SEGMENTO DEL DOCUMENTO ->
Nondimeno ho letto molto ed il saggio di Carlo Rovelli, complice Alberto Crespi, mi ha rafforzato nei ragionamenti che andavo facendo tra me e me o poco più. Carlo Rovelli è un fisico, ed è un filosofo della scienza; Alberto Crespi è uno dei più grandi esperti della Storia del Cinema. Mi ha incuriosito il frequente richiamo bibliografico e le numerose citazioni, apposte ai punti più rilevanti (apertura e chiusura dell’ultimo suo saggio, “Short Cuts. Il Cinema in 12 storie”) derivanti dal testo di Carlo Rovelli, “Helgoland”. Quest’ultimo, solo in apparenza, tratta di argomenti di fisica quantistica lontani, dal mondo di cui parla Crespi.

In realtà la trattazione scientifica scorre per proprio conto ed è materia per chi è già esperto di quelle plaghe scientifiche: la storia narrata è affascinante e conferma l’assoluta distanza stratosferica tra i comuni mortali e i grandi possessori di scienza. Ma in quel saggio vi sono anche pagine che dovrebbero indurre a profonde riflessioni i nostri uomini politici, soprattutto quelli che ritengono di essere in possesso di qualità culturali superiori; senza andare a scomodare le solite affermazioni sulla Storia bisogna che vi sia la consapevolezza che “essa” ha un valore nel suo dipanarsi ma poi deve essere sempre sottoposta ad una verifica critica, che tenga conto delle variabili collegate ad una visione che sappia riconoscerle per adeguare le future scelte.

“Ogni visione è parziale” scrive Rovelli a pag.195 “Non esiste un modo di vedere la realtà che non dipenda da una prospettiva. Non c’è un punto di vista assoluto, universale. I punti di vista tuttavia comunicano, i saperi sono in dialogo fra loro e con la realtà, nel dialogo si modificano, si arricchiscono, convergono, la nostra comprensione della realtà si approfondisce.” E ancora, sempre in quella pagina: “Di relazioni è fatto il nostro io, le nostre società, la nostra vita culturale, spirituale e politica.”

In realtà Carlo Rovelli parla del lavoro dello scienziato, che non può fermarsi al dato oggettivo di un unico soggetto in un determinato momento ma ha bisogno di approfondire e comunicare inter relazionandosi con altri scienziati.

“Tutto quanto siamo stati capaci di fare nei secoli lo abbiamo fatto in una rete di scambi. Per questo la politica di collaborazione è più sensata ed efficace della politica di competizione”.

RICHIESTE ->
1. Trascrivi fedelmente dal brano su Rovelli e Crespi il tratto che va da "In realtà Carlo" fino a "con altri scienziati.".
2. Nel brano su Rovelli e Crespi, quali verbi indicano, nella citazione di pag.195, ciò che accade ai saperi nel dialogo? Elencali tutti.
3. Traduci in inglese questa frase del brano su Rovelli e Crespi: "Non c’è un punto di vista assoluto, universale."

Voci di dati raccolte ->
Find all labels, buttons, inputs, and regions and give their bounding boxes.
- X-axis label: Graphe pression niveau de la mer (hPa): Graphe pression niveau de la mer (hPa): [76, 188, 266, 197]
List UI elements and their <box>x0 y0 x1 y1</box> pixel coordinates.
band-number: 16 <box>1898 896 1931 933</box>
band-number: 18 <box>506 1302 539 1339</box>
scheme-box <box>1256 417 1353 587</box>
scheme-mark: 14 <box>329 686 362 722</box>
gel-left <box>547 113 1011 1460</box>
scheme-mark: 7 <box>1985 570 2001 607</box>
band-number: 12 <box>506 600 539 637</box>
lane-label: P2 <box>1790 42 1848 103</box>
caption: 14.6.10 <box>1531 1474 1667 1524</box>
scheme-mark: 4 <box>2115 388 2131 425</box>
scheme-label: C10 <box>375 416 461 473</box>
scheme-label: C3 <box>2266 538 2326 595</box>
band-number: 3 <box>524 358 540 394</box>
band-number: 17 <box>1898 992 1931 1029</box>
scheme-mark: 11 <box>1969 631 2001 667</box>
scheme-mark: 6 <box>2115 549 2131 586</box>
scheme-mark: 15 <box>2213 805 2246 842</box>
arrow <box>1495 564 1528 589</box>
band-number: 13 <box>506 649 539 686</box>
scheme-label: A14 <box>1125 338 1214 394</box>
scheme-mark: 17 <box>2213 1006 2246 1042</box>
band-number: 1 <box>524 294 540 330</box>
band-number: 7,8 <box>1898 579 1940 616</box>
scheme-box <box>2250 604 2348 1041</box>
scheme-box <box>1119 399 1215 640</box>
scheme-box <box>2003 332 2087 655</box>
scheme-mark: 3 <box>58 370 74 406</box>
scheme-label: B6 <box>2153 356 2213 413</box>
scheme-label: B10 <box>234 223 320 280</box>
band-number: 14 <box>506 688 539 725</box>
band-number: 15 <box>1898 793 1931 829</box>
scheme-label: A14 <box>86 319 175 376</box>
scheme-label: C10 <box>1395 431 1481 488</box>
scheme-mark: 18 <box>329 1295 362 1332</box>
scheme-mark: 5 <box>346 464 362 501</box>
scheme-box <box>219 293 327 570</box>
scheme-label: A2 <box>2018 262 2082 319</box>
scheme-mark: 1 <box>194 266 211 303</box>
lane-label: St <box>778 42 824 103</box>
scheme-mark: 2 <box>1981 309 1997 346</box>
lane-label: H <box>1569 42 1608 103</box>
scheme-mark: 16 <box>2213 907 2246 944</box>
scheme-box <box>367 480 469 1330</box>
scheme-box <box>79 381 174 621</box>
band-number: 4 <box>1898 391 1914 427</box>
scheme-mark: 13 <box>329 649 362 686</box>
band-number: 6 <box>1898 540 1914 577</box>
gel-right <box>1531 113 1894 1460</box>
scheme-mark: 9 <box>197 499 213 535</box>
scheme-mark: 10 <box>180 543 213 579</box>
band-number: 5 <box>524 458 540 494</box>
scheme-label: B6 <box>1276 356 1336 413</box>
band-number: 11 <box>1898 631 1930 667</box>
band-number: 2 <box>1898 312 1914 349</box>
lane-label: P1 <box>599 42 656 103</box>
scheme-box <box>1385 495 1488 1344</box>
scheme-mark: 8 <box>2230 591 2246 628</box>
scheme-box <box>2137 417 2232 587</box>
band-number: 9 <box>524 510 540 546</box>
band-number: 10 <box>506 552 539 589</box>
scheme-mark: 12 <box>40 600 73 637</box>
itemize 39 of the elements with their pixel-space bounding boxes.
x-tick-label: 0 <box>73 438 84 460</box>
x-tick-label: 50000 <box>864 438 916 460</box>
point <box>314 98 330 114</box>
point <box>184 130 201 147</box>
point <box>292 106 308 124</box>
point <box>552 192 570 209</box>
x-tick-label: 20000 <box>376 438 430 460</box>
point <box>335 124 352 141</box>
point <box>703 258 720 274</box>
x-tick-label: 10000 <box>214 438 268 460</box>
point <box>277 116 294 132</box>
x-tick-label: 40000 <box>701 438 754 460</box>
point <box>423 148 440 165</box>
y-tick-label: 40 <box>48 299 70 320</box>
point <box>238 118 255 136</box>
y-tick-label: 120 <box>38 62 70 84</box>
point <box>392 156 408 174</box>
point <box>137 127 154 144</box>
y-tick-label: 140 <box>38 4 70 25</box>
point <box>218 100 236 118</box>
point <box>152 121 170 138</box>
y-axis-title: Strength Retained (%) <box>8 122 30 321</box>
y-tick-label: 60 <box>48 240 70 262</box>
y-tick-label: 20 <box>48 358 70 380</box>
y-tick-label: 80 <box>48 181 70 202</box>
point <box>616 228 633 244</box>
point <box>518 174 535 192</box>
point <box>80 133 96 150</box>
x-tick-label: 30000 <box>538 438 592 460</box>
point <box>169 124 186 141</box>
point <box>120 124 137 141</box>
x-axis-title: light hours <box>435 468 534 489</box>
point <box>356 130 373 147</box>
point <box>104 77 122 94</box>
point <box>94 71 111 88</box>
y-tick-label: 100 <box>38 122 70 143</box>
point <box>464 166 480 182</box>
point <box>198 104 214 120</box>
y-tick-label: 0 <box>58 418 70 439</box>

RISPOSTE SCRITTE ->
1.
In realtà Carlo Rovelli parla del lavoro dello scienziato, che non può fermarsi al dato oggettivo di un unico soggetto in un determinato momento ma ha bisogno di approfondire e comunicare inter relazionandosi con altri scienziati.

2.
- si modificano
- si arricchiscono
- convergono

3. There is no absolute, universal point of view.